**EXERCISE DESCRIPTION:** All of the data that follows should be retyped exactly, please, except the pictures.

**MATERIAL FOR THIS EXERCISE:**
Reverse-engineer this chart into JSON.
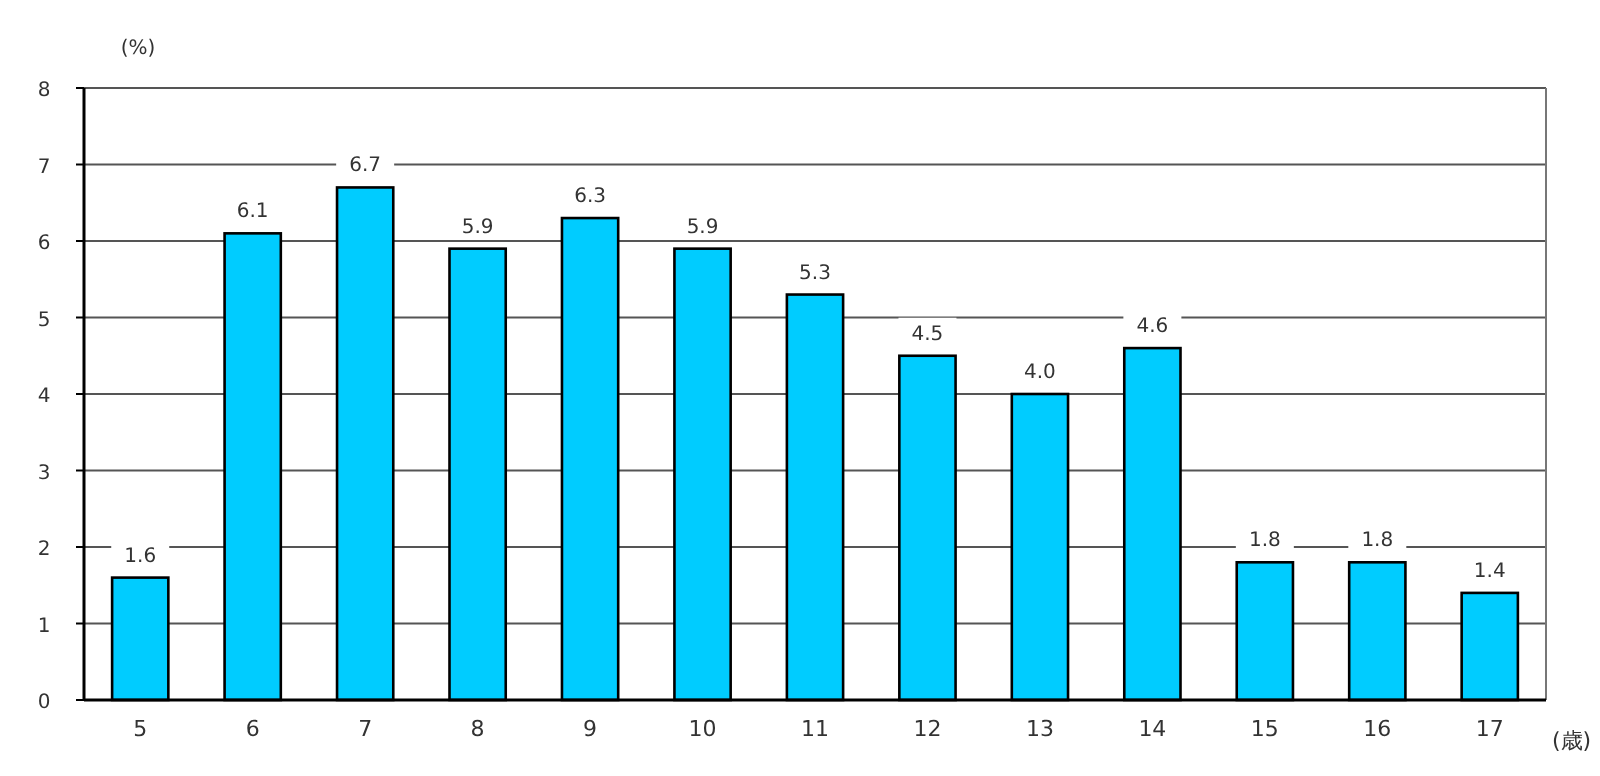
{
  "chart_data": {
    "type": "bar",
    "xlabel": "(歳)",
    "ylabel": "(%)",
    "categories": [
      "5",
      "6",
      "7",
      "8",
      "9",
      "10",
      "11",
      "12",
      "13",
      "14",
      "15",
      "16",
      "17"
    ],
    "values": [
      1.6,
      6.1,
      6.7,
      5.9,
      6.3,
      5.9,
      5.3,
      4.5,
      4.0,
      4.6,
      1.8,
      1.8,
      1.4
    ],
    "value_labels": [
      "1.6",
      "6.1",
      "6.7",
      "5.9",
      "6.3",
      "5.9",
      "5.3",
      "4.5",
      "4.0",
      "4.6",
      "1.8",
      "1.8",
      "1.4"
    ],
    "color": "#00ccff",
    "ylim": [
      0,
      8
    ],
    "yticks": [
      0,
      1,
      2,
      3,
      4,
      5,
      6,
      7,
      8
    ],
    "grid": "y"
  }
}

**CORRECT RESPONSE:**
Reverse-engineer this chart into JSON.
{
  "chart_data": {
    "type": "bar",
    "xlabel": "(歳)",
    "ylabel": "(%)",
    "categories": [
      "5",
      "6",
      "7",
      "8",
      "9",
      "10",
      "11",
      "12",
      "13",
      "14",
      "15",
      "16",
      "17"
    ],
    "values": [
      1.6,
      6.1,
      6.7,
      5.9,
      6.3,
      5.9,
      5.3,
      4.5,
      4.0,
      4.6,
      1.8,
      1.8,
      1.4
    ],
    "value_labels": [
      "1.6",
      "6.1",
      "6.7",
      "5.9",
      "6.3",
      "5.9",
      "5.3",
      "4.5",
      "4.0",
      "4.6",
      "1.8",
      "1.8",
      "1.4"
    ],
    "color": "#00ccff",
    "ylim": [
      0,
      8
    ],
    "yticks": [
      0,
      1,
      2,
      3,
      4,
      5,
      6,
      7,
      8
    ],
    "grid": "y"
  }
}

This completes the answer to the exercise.